Task instructions ▸
Select the lines below containing the word "than".

* Start Data for the task *

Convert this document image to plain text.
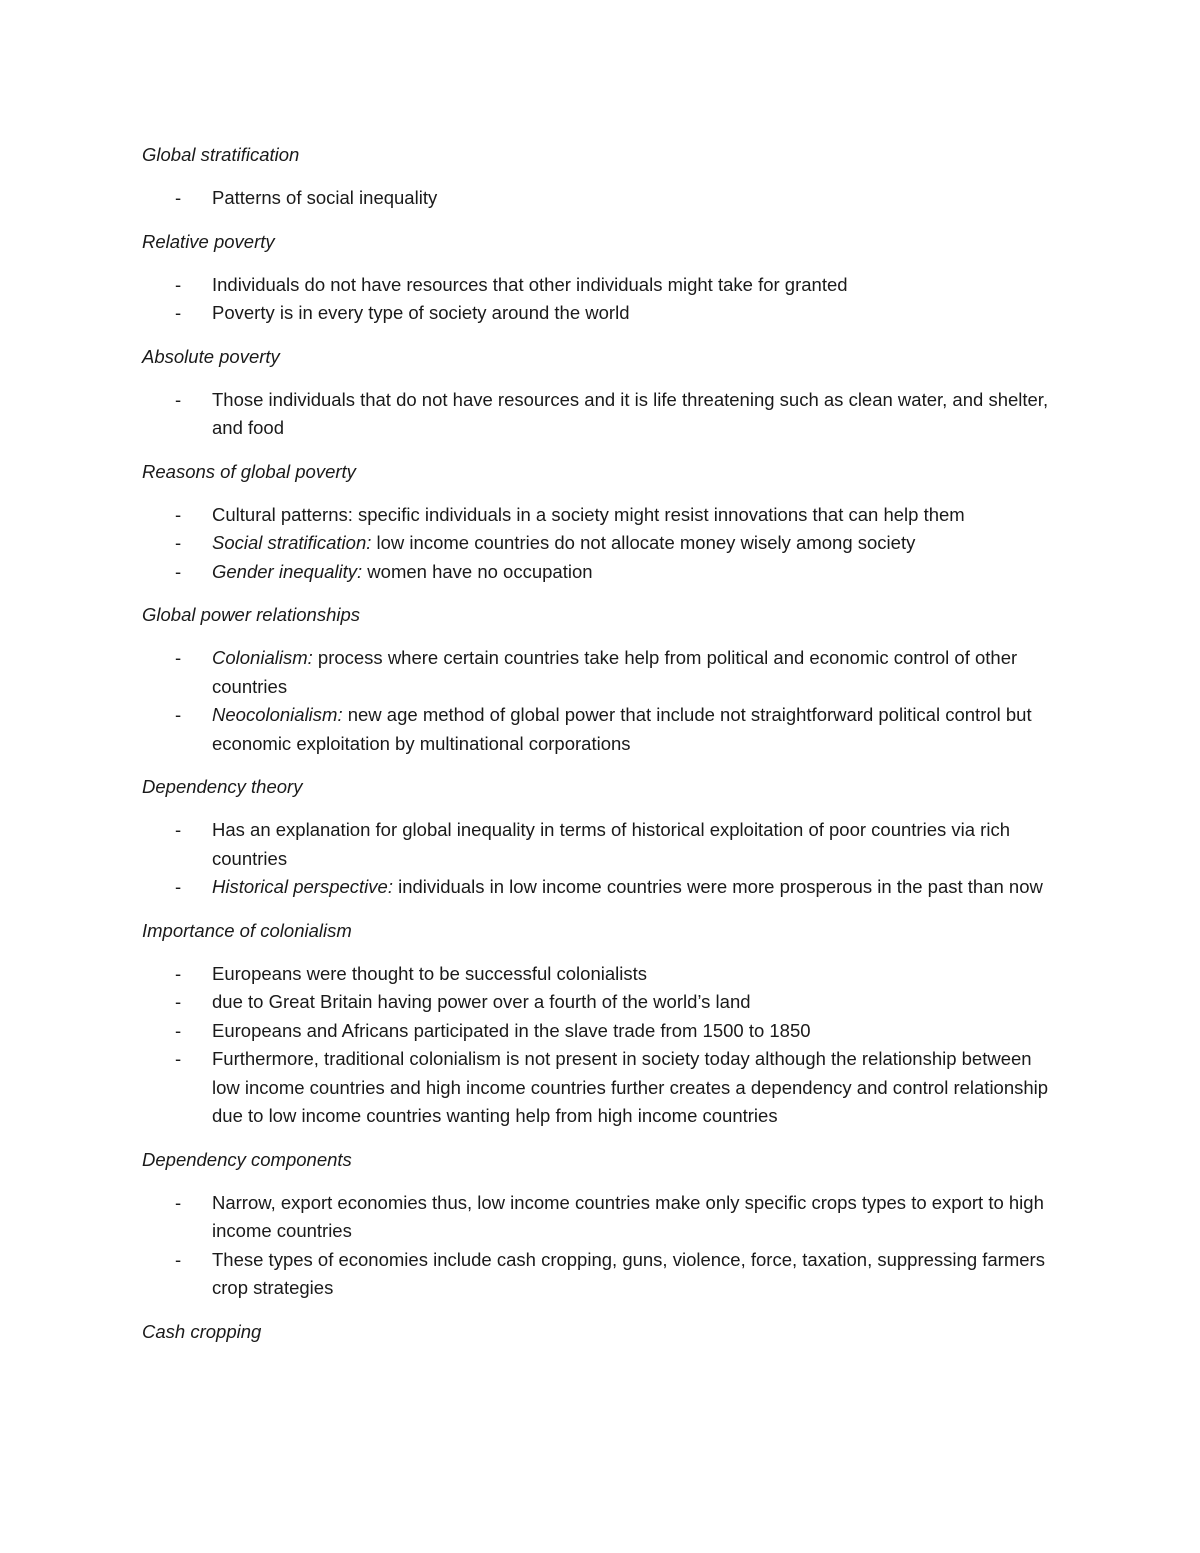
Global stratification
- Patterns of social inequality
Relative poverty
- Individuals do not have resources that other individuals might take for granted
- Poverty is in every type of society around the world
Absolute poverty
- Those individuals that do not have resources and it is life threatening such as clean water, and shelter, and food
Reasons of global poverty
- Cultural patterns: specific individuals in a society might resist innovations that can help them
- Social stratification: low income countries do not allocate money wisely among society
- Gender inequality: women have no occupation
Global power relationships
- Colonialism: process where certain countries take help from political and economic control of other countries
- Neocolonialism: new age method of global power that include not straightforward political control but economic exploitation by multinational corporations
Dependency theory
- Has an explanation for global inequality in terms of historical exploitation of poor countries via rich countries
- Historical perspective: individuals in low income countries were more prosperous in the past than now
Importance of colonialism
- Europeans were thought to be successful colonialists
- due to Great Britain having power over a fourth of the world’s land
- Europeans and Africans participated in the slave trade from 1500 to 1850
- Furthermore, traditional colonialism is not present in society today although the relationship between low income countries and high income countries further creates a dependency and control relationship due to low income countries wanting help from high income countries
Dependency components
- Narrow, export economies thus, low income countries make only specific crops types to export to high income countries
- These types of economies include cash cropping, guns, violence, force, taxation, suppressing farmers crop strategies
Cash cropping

* End Data for the task *
* Start Data for the task *

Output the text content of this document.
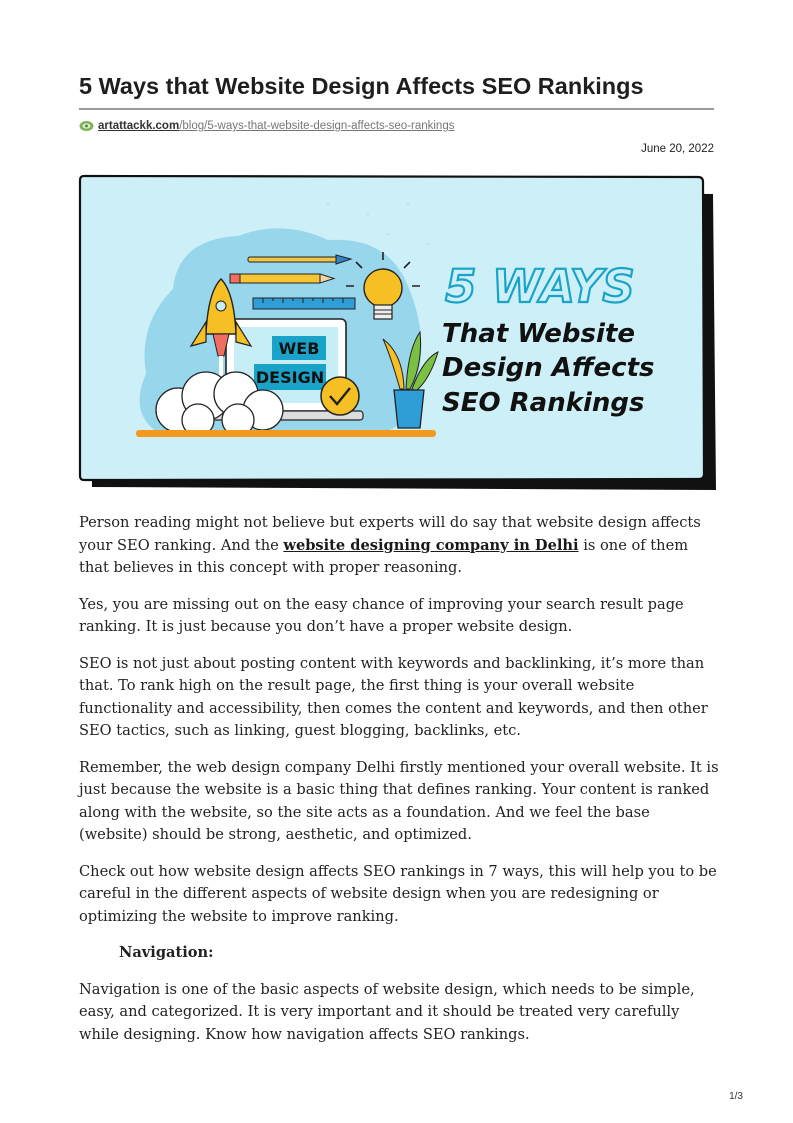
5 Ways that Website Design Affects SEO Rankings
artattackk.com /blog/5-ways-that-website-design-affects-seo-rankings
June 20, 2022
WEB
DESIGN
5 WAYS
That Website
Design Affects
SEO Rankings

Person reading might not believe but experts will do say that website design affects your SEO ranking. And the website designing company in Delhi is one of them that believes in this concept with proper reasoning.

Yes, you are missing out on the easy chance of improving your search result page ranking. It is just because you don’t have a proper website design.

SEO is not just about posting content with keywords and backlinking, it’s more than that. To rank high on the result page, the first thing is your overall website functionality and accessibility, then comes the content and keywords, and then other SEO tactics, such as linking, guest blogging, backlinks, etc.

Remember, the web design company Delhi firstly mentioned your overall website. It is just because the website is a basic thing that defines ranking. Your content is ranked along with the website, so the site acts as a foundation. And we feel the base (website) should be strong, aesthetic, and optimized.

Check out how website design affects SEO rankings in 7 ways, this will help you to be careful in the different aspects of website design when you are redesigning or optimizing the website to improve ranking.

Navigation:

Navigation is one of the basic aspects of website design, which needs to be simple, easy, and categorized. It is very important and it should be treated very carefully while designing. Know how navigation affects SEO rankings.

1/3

* End Data for the task *

Complete output ▸
- Historical perspective: individuals in low income countries were more prosperous in the past than now
SEO is not just about posting content with keywords and backlinking, it’s more than that. To rank high on the result page, the first thing is your overall website functionality and accessibility, then comes the content and keywords, and then other SEO tactics, such as linking, guest blogging, backlinks, etc.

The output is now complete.